Data items -
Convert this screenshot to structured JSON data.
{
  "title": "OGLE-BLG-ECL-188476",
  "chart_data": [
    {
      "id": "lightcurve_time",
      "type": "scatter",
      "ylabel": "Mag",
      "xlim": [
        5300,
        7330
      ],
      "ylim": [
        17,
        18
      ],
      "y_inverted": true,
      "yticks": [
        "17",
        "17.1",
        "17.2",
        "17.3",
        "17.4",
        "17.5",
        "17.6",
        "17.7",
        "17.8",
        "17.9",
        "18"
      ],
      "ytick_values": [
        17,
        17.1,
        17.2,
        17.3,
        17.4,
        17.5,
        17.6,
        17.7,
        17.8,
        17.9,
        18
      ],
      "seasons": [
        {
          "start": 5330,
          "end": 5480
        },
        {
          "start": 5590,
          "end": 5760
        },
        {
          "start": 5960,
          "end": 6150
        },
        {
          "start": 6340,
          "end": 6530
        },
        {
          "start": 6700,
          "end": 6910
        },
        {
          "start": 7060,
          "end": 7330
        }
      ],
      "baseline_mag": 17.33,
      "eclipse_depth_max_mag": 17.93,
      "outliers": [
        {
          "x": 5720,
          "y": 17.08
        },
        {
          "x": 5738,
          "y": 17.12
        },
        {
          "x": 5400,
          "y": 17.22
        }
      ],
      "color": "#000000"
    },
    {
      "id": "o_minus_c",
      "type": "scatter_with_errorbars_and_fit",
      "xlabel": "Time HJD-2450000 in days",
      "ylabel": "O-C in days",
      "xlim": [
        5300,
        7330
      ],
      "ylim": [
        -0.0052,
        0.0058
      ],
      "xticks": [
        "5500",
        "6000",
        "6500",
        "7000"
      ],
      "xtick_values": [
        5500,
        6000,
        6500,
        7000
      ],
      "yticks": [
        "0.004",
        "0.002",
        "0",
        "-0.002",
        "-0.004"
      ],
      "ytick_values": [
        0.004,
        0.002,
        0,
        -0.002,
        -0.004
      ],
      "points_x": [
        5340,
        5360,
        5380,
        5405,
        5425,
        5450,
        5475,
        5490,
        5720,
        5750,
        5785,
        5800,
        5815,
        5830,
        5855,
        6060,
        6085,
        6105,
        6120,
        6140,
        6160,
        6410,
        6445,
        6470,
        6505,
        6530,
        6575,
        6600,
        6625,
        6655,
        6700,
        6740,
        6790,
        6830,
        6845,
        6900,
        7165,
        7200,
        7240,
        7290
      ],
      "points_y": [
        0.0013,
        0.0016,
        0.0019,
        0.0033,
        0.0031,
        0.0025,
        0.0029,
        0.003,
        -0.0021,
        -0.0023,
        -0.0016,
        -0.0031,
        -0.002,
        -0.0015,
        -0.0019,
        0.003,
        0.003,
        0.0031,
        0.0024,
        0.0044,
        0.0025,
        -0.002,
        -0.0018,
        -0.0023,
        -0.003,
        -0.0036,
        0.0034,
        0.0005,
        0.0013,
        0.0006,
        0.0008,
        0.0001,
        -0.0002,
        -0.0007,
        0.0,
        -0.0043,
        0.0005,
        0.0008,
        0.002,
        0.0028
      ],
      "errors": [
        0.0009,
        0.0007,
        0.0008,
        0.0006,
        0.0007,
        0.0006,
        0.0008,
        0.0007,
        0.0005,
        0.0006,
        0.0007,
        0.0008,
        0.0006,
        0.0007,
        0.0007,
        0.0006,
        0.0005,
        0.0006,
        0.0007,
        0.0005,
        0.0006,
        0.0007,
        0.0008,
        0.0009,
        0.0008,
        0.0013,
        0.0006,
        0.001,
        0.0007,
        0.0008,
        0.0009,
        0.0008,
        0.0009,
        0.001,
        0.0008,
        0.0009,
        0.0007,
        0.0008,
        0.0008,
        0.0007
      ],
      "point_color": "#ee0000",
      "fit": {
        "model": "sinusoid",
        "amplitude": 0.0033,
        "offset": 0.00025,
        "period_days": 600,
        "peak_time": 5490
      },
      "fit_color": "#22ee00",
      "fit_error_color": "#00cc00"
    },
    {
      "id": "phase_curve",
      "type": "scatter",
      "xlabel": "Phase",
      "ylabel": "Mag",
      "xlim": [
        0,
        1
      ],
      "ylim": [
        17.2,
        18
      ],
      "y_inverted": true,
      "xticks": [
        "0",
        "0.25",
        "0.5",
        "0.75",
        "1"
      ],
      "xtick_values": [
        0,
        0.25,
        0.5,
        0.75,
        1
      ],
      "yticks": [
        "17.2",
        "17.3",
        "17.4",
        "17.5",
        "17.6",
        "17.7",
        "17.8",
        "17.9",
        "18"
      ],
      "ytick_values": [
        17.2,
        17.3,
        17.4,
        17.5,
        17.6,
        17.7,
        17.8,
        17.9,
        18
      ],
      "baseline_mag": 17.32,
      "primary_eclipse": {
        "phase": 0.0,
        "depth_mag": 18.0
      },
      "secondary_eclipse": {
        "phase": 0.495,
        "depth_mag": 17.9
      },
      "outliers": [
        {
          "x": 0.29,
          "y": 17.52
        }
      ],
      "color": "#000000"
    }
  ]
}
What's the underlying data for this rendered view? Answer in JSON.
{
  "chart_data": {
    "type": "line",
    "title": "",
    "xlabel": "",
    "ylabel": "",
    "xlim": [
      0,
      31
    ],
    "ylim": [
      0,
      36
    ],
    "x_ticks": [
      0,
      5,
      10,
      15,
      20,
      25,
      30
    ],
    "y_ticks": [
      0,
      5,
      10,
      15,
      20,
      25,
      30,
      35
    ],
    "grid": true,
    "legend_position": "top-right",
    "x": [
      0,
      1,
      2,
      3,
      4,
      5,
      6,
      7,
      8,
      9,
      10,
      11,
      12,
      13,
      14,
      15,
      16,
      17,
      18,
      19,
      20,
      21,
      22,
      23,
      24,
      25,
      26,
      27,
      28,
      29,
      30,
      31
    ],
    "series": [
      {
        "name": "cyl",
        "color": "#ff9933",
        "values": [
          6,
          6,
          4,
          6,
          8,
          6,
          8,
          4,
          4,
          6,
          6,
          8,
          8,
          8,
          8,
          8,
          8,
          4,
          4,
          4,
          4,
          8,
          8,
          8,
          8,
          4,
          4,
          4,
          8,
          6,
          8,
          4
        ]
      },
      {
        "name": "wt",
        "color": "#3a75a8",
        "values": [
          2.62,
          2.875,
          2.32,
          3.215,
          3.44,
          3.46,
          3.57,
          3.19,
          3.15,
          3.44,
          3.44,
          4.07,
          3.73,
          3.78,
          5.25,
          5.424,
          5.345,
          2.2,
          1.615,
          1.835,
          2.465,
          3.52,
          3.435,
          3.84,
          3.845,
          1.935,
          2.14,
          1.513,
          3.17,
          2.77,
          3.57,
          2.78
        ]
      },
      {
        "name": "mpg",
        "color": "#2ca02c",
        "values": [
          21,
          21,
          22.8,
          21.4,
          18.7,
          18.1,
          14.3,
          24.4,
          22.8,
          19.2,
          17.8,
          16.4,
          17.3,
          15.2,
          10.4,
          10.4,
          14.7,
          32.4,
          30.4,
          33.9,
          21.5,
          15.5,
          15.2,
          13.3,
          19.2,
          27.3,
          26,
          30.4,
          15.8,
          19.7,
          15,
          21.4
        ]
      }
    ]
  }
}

Exercise requirements -
Only a number is wanted: how many lines contain "this"?

Task solution -
2